- [INSTRUCTIONS TO FOLLOW] Look for the string "JSON" in every line, and copy each line that has it.

- [EXTRACTED DATA]

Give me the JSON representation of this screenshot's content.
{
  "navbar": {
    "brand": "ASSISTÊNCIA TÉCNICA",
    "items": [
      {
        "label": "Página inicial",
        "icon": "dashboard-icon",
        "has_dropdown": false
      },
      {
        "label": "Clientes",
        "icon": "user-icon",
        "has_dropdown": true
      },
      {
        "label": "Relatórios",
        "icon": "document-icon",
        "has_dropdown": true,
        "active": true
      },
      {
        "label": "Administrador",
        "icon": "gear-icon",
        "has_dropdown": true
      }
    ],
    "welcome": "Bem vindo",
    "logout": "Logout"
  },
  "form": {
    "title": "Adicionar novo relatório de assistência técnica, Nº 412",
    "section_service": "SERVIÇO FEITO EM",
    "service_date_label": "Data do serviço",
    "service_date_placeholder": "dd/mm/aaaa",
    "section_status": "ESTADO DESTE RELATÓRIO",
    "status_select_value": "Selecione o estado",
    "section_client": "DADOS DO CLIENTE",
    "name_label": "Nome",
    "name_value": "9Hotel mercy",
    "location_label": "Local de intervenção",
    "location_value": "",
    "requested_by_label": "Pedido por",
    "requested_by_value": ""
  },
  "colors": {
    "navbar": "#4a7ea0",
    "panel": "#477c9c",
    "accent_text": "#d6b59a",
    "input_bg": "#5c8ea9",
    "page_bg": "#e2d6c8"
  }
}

--

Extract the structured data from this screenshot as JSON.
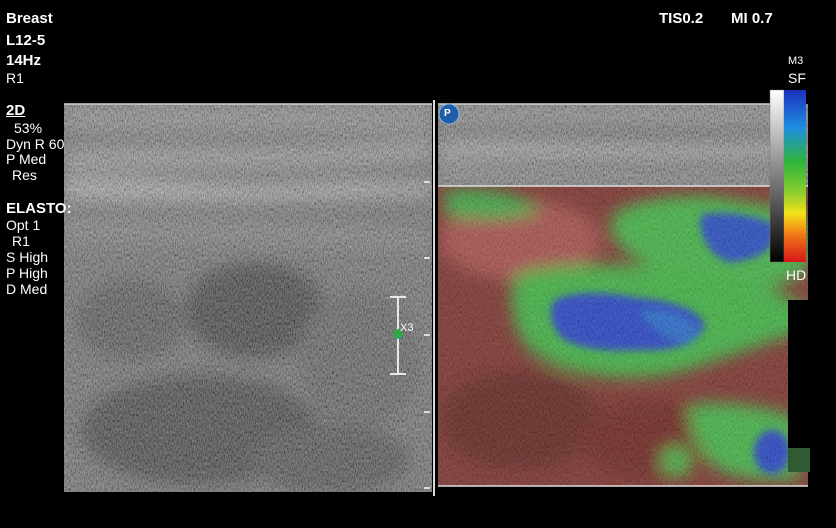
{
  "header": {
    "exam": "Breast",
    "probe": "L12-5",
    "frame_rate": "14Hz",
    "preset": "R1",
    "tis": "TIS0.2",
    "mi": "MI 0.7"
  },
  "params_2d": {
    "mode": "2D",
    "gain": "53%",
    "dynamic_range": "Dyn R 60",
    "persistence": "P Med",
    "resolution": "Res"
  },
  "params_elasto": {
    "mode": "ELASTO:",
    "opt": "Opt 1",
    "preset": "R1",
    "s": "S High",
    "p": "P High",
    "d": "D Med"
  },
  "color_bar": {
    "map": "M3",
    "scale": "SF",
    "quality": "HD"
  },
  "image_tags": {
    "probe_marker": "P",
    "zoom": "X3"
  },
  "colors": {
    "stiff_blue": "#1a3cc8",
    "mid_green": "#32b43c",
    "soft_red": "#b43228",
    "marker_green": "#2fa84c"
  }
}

- [THE COMPLETED TASK]
Give me the JSON representation of this screenshot's content.
Extract the structured data from this screenshot as JSON.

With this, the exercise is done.